>> begin

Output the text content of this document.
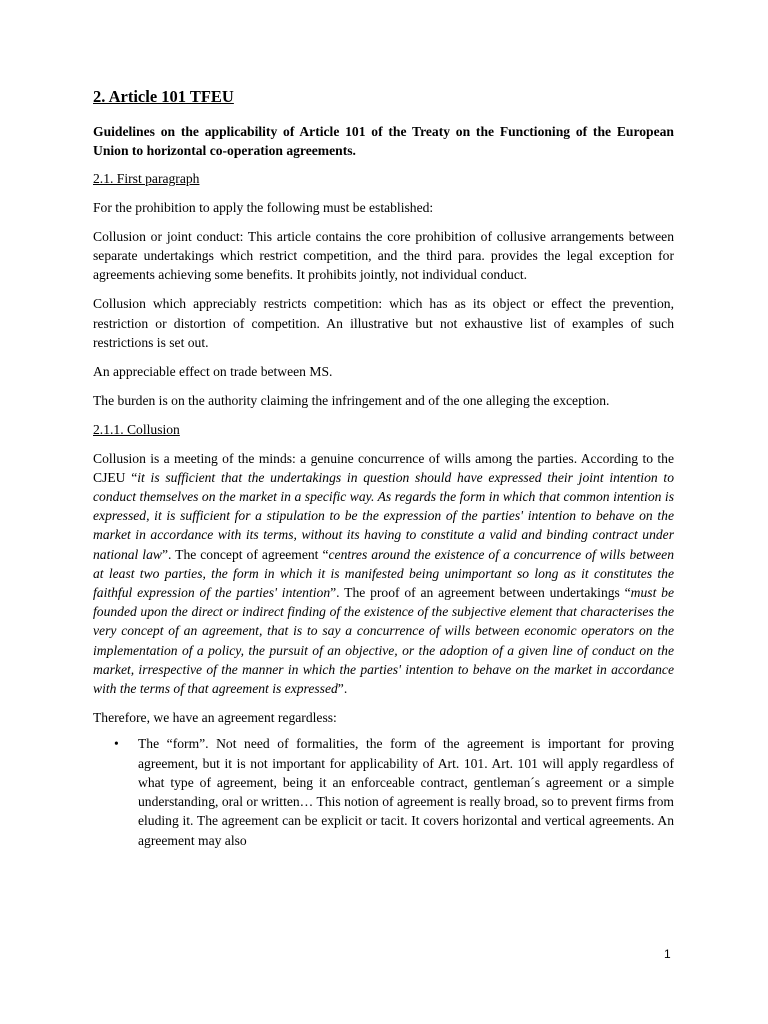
2. Article 101 TFEU

Guidelines on the applicability of Article 101 of the Treaty on the Functioning of the European Union to horizontal co-operation agreements.

2.1. First paragraph

For the prohibition to apply the following must be established:

Collusion or joint conduct: This article contains the core prohibition of collusive arrangements between separate undertakings which restrict competition, and the third para. provides the legal exception for agreements achieving some benefits. It prohibits jointly, not individual conduct.

Collusion which appreciably restricts competition: which has as its object or effect the prevention, restriction or distortion of competition. An illustrative but not exhaustive list of examples of such restrictions is set out.

An appreciable effect on trade between MS.

The burden is on the authority claiming the infringement and of the one alleging the exception.

2.1.1. Collusion

Collusion is a meeting of the minds: a genuine concurrence of wills among the parties. According to the CJEU “it is sufficient that the undertakings in question should have expressed their joint intention to conduct themselves on the market in a specific way. As regards the form in which that common intention is expressed, it is sufficient for a stipulation to be the expression of the parties' intention to behave on the market in accordance with its terms, without its having to constitute a valid and binding contract under national law”. The concept of agreement “centres around the existence of a concurrence of wills between at least two parties, the form in which it is manifested being unimportant so long as it constitutes the faithful expression of the parties' intention”. The proof of an agreement between undertakings “must be founded upon the direct or indirect finding of the existence of the subjective element that characterises the very concept of an agreement, that is to say a concurrence of wills between economic operators on the implementation of a policy, the pursuit of an objective, or the adoption of a given line of conduct on the market, irrespective of the manner in which the parties' intention to behave on the market in accordance with the terms of that agreement is expressed”.

Therefore, we have an agreement regardless:

• The “form”. Not need of formalities, the form of the agreement is important for proving agreement, but it is not important for applicability of Art. 101. Art. 101 will apply regardless of what type of agreement, being it an enforceable contract, gentleman´s agreement or a simple understanding, oral or written… This notion of agreement is really broad, so to prevent firms from eluding it. The agreement can be explicit or tacit. It covers horizontal and vertical agreements. An agreement may also
1
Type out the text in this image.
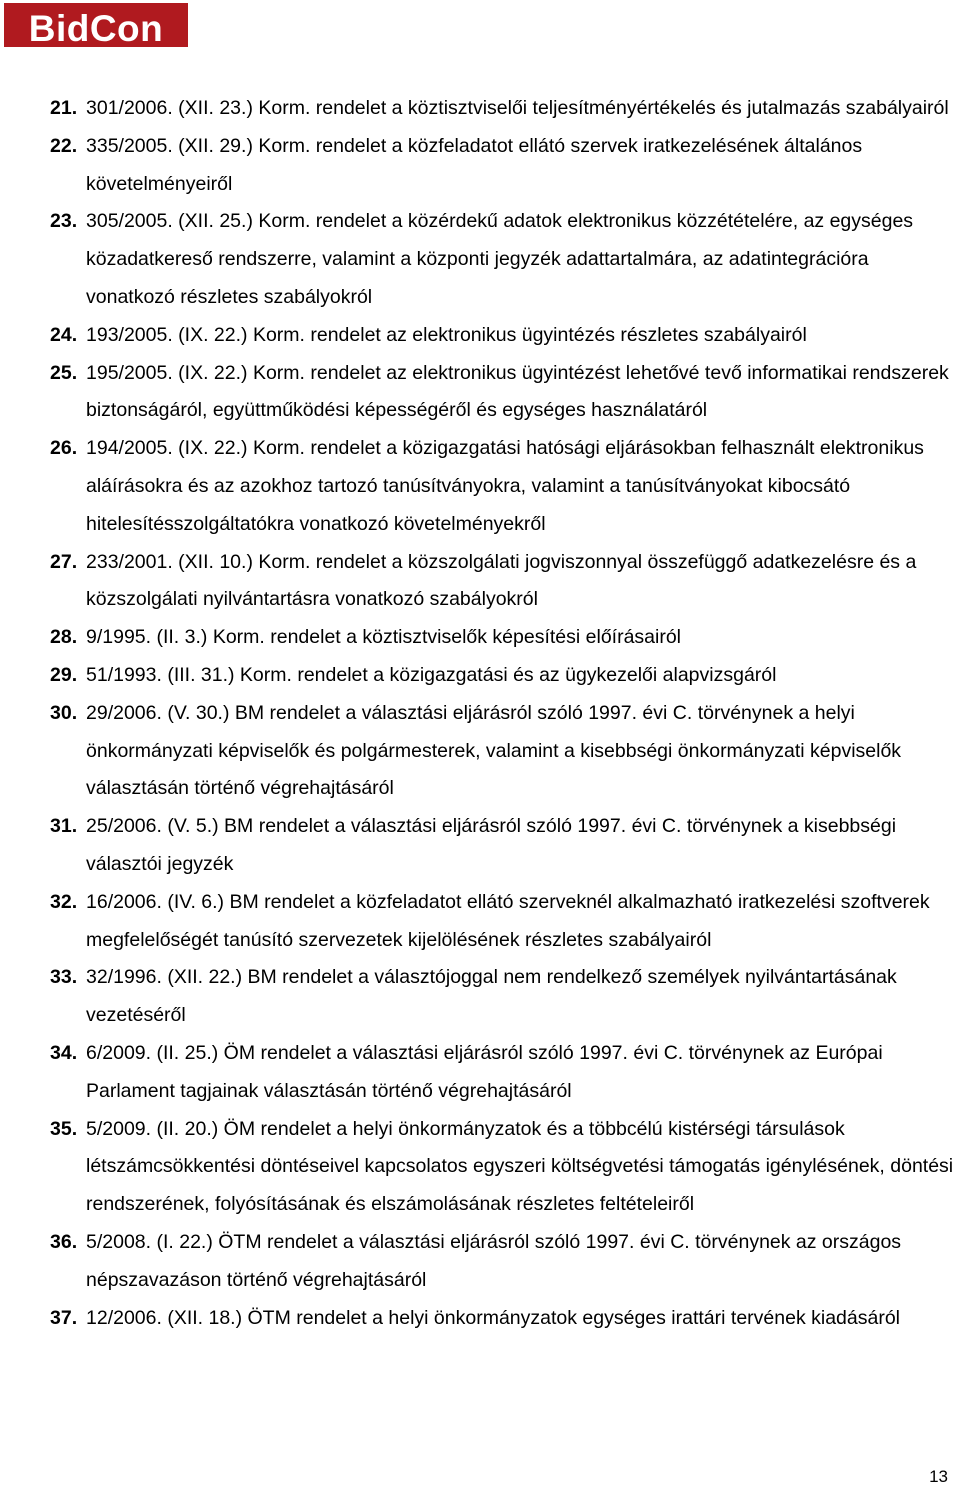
BidCon
21. 301/2006. (XII. 23.) Korm. rendelet a köztisztviselői teljesítményértékelés és jutalmazás szabályairól
22. 335/2005. (XII. 29.) Korm. rendelet a közfeladatot ellátó szervek iratkezelésének általános követelményeiről
23. 305/2005. (XII. 25.) Korm. rendelet a közérdekű adatok elektronikus közzétételére, az egységes közadatkereső rendszerre, valamint a központi jegyzék adattartalmára, az adatintegrációra vonatkozó részletes szabályokról
24. 193/2005. (IX. 22.) Korm. rendelet az elektronikus ügyintézés részletes szabályairól
25. 195/2005. (IX. 22.) Korm. rendelet az elektronikus ügyintézést lehetővé tevő informatikai rendszerek biztonságáról, együttműködési képességéről és egységes használatáról
26. 194/2005. (IX. 22.) Korm. rendelet a közigazgatási hatósági eljárásokban felhasznált elektronikus aláírásokra és az azokhoz tartozó tanúsítványokra, valamint a tanúsítványokat kibocsátó hitelesítésszolgáltatókra vonatkozó követelményekről
27. 233/2001. (XII. 10.) Korm. rendelet a közszolgálati jogviszonnyal összefüggő adatkezelésre és a közszolgálati nyilvántartásra vonatkozó szabályokról
28. 9/1995. (II. 3.) Korm. rendelet a köztisztviselők képesítési előírásairól
29. 51/1993. (III. 31.) Korm. rendelet a közigazgatási és az ügykezelői alapvizsgáról
30. 29/2006. (V. 30.) BM rendelet a választási eljárásról szóló 1997. évi C. törvénynek a helyi önkormányzati képviselők és polgármesterek, valamint a kisebbségi önkormányzati képviselők választásán történő végrehajtásáról
31. 25/2006. (V. 5.) BM rendelet a választási eljárásról szóló 1997. évi C. törvénynek a kisebbségi választói jegyzék
32. 16/2006. (IV. 6.) BM rendelet a közfeladatot ellátó szerveknél alkalmazható iratkezelési szoftverek megfelelőségét tanúsító szervezetek kijelölésének részletes szabályairól
33. 32/1996. (XII. 22.) BM rendelet a választójoggal nem rendelkező személyek nyilvántartásának vezetéséről
34. 6/2009. (II. 25.) ÖM rendelet a választási eljárásról szóló 1997. évi C. törvénynek az Európai Parlament tagjainak választásán történő végrehajtásáról
35. 5/2009. (II. 20.) ÖM rendelet a helyi önkormányzatok és a többcélú kistérségi társulások létszámcsökkentési döntéseivel kapcsolatos egyszeri költségvetési támogatás igénylésének, döntési rendszerének, folyósításának és elszámolásának részletes feltételeiről
36. 5/2008. (I. 22.) ÖTM rendelet a választási eljárásról szóló 1997. évi C. törvénynek az országos népszavazáson történő végrehajtásáról
37. 12/2006. (XII. 18.) ÖTM rendelet a helyi önkormányzatok egységes irattári tervének kiadásáról
13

>> end

== PROMPT ==
Find the lines above that contain the word "vonatkozó" and collect them.

== SOLUTION ==
23. 305/2005. (XII. 25.) Korm. rendelet a közérdekű adatok elektronikus közzétételére, az egységes közadatkereső rendszerre, valamint a központi jegyzék adattartalmára, az adatintegrációra vonatkozó részletes szabályokról
26. 194/2005. (IX. 22.) Korm. rendelet a közigazgatási hatósági eljárásokban felhasznált elektronikus aláírásokra és az azokhoz tartozó tanúsítványokra, valamint a tanúsítványokat kibocsátó hitelesítésszolgáltatókra vonatkozó követelményekről
27. 233/2001. (XII. 10.) Korm. rendelet a közszolgálati jogviszonnyal összefüggő adatkezelésre és a közszolgálati nyilvántartásra vonatkozó szabályokról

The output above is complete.